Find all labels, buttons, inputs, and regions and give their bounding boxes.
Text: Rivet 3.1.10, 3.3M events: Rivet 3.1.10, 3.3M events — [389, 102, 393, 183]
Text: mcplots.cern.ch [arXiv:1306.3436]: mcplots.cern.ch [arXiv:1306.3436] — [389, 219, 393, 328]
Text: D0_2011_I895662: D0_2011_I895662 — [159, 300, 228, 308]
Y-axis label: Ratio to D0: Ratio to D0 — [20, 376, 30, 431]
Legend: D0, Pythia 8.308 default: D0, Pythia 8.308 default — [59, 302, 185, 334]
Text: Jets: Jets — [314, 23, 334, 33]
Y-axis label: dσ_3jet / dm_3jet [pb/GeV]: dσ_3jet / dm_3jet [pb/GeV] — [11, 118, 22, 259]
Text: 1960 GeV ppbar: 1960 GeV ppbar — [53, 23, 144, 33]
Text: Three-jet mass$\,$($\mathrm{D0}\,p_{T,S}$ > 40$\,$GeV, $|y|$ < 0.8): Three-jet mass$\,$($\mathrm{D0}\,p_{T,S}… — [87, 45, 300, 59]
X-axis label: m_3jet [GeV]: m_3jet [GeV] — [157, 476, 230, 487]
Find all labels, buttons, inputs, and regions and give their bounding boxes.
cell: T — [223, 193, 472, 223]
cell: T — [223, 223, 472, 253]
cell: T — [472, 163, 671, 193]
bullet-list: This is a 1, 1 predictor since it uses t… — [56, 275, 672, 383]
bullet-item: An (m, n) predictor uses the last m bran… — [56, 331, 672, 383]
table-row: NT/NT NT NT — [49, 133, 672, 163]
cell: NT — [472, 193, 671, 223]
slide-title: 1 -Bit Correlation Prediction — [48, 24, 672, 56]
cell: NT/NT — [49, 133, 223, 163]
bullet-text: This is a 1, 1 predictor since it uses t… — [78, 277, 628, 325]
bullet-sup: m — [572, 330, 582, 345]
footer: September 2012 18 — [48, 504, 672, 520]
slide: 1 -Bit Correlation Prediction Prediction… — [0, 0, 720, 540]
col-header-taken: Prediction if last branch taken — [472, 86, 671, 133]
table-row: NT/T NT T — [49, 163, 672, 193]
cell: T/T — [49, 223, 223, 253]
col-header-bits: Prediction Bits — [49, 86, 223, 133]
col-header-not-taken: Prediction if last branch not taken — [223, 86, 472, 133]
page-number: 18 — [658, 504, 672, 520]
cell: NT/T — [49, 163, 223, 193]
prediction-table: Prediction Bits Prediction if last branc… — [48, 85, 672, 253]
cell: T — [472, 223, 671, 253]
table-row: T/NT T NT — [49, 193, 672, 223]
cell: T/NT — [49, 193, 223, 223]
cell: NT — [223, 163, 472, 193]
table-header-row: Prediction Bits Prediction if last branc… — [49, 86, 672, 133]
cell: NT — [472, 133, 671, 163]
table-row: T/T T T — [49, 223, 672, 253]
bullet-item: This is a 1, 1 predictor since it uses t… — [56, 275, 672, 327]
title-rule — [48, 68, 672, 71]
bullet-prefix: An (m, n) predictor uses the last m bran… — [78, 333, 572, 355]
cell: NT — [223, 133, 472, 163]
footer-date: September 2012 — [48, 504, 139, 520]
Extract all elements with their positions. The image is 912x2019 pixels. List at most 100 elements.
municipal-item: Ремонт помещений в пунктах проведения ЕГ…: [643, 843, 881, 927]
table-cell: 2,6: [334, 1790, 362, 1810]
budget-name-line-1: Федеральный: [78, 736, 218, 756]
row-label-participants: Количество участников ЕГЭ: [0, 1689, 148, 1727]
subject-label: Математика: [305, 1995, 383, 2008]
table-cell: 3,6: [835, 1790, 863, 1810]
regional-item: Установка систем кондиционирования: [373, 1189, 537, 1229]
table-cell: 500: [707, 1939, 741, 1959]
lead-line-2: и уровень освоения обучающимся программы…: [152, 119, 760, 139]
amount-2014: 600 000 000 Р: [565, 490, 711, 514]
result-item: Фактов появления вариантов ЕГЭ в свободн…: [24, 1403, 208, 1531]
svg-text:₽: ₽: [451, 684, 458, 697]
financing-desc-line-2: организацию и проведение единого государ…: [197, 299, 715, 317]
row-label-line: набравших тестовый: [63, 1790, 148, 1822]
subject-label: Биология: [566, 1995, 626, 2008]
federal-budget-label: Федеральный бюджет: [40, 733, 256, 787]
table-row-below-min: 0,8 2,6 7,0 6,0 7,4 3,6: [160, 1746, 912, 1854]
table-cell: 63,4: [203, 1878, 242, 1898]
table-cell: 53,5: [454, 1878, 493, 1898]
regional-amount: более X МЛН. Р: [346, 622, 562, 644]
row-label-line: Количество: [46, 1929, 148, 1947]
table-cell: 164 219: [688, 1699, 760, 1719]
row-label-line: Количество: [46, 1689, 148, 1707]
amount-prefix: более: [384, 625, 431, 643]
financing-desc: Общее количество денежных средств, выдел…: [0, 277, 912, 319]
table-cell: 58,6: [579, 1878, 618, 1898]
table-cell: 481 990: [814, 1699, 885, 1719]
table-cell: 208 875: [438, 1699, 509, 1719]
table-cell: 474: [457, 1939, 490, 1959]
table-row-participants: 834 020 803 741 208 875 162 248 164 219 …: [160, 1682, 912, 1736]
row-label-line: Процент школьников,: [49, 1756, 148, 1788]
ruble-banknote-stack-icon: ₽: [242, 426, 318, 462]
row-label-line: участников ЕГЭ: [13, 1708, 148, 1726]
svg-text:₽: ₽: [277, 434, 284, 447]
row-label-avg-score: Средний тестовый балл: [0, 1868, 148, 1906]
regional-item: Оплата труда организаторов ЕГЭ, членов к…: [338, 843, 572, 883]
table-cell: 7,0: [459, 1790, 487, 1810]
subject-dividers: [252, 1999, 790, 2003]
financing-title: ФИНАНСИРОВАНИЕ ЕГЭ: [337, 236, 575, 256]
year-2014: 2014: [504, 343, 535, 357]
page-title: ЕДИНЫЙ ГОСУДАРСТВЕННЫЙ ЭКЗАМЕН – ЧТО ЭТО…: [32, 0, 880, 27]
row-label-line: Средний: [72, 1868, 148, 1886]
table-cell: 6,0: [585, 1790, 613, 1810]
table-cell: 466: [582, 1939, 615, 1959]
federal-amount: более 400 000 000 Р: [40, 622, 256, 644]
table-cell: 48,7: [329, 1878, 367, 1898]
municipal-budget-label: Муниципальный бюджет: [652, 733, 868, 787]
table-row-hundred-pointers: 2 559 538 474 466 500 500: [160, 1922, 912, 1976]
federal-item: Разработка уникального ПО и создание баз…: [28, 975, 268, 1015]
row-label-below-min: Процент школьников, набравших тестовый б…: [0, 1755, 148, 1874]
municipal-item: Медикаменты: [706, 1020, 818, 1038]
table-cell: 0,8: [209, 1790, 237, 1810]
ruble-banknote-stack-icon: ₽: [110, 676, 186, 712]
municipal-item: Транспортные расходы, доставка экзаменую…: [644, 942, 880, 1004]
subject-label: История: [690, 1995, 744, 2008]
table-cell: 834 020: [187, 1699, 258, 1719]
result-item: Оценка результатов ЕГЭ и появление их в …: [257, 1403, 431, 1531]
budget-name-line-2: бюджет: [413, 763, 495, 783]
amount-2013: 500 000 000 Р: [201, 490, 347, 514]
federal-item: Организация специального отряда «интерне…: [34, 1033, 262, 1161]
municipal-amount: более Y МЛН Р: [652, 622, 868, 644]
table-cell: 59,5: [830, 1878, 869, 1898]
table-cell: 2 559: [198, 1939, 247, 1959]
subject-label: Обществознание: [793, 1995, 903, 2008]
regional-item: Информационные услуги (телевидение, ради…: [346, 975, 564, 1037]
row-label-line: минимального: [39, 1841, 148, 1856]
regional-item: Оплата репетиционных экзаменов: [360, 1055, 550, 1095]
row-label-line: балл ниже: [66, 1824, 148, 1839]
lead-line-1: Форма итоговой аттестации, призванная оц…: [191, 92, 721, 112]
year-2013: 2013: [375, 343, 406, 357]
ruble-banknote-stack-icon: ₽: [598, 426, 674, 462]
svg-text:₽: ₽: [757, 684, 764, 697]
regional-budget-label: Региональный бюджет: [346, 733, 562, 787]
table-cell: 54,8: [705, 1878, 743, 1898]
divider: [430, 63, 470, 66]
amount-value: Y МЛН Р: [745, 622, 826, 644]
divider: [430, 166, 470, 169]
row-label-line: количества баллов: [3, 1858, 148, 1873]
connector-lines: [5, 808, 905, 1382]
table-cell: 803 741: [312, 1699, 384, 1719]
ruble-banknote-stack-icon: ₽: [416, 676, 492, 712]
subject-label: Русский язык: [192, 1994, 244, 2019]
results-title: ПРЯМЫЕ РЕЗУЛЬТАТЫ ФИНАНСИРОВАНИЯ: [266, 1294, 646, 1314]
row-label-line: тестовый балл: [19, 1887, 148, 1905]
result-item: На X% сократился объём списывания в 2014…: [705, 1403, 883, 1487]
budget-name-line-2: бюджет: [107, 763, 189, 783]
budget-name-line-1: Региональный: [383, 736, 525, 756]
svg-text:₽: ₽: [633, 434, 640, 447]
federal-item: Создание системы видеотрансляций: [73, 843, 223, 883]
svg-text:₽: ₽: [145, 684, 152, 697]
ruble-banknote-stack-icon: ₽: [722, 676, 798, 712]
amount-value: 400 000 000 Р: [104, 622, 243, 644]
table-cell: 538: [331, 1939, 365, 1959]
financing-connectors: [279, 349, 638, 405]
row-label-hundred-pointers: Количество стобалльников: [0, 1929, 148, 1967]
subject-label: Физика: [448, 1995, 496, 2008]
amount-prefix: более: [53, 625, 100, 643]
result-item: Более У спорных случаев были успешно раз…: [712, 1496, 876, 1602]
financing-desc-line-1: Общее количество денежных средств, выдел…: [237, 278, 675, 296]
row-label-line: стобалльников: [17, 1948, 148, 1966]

──────────────────────────────

## Aim
Rewrite the listing from its start through the line that contains "slide: 1 -Bit", both ends included, with "bounding boxes" replaced by "box coordinates" and everything else unchanged.

## Task result
Find all labels, buttons, inputs, and regions and give their box coordinates.
Text: Rivet 3.1.10, 3.3M events: Rivet 3.1.10, 3.3M events — [389, 102, 393, 183]
Text: mcplots.cern.ch [arXiv:1306.3436]: mcplots.cern.ch [arXiv:1306.3436] — [389, 219, 393, 328]
Text: D0_2011_I895662: D0_2011_I895662 — [159, 300, 228, 308]
Y-axis label: Ratio to D0: Ratio to D0 — [20, 376, 30, 431]
Legend: D0, Pythia 8.308 default: D0, Pythia 8.308 default — [59, 302, 185, 334]
Text: Jets: Jets — [314, 23, 334, 33]
Y-axis label: dσ_3jet / dm_3jet [pb/GeV]: dσ_3jet / dm_3jet [pb/GeV] — [11, 118, 22, 259]
Text: 1960 GeV ppbar: 1960 GeV ppbar — [53, 23, 144, 33]
Text: Three-jet mass$\,$($\mathrm{D0}\,p_{T,S}$ > 40$\,$GeV, $|y|$ < 0.8): Three-jet mass$\,$($\mathrm{D0}\,p_{T,S}… — [87, 45, 300, 59]
X-axis label: m_3jet [GeV]: m_3jet [GeV] — [157, 476, 230, 487]
Find all labels, buttons, inputs, and regions and give their box coordinates.
cell: T — [223, 193, 472, 223]
cell: T — [223, 223, 472, 253]
cell: T — [472, 163, 671, 193]
bullet-list: This is a 1, 1 predictor since it uses t… — [56, 275, 672, 383]
bullet-item: An (m, n) predictor uses the last m bran… — [56, 331, 672, 383]
table-row: NT/NT NT NT — [49, 133, 672, 163]
cell: NT — [472, 193, 671, 223]
slide-title: 1 -Bit Correlation Prediction — [48, 24, 672, 56]
cell: NT/NT — [49, 133, 223, 163]
bullet-text: This is a 1, 1 predictor since it uses t… — [78, 277, 628, 325]
bullet-sup: m — [572, 330, 582, 345]
footer: September 2012 18 — [48, 504, 672, 520]
slide: 1 -Bit Correlation Prediction Prediction… — [0, 0, 720, 540]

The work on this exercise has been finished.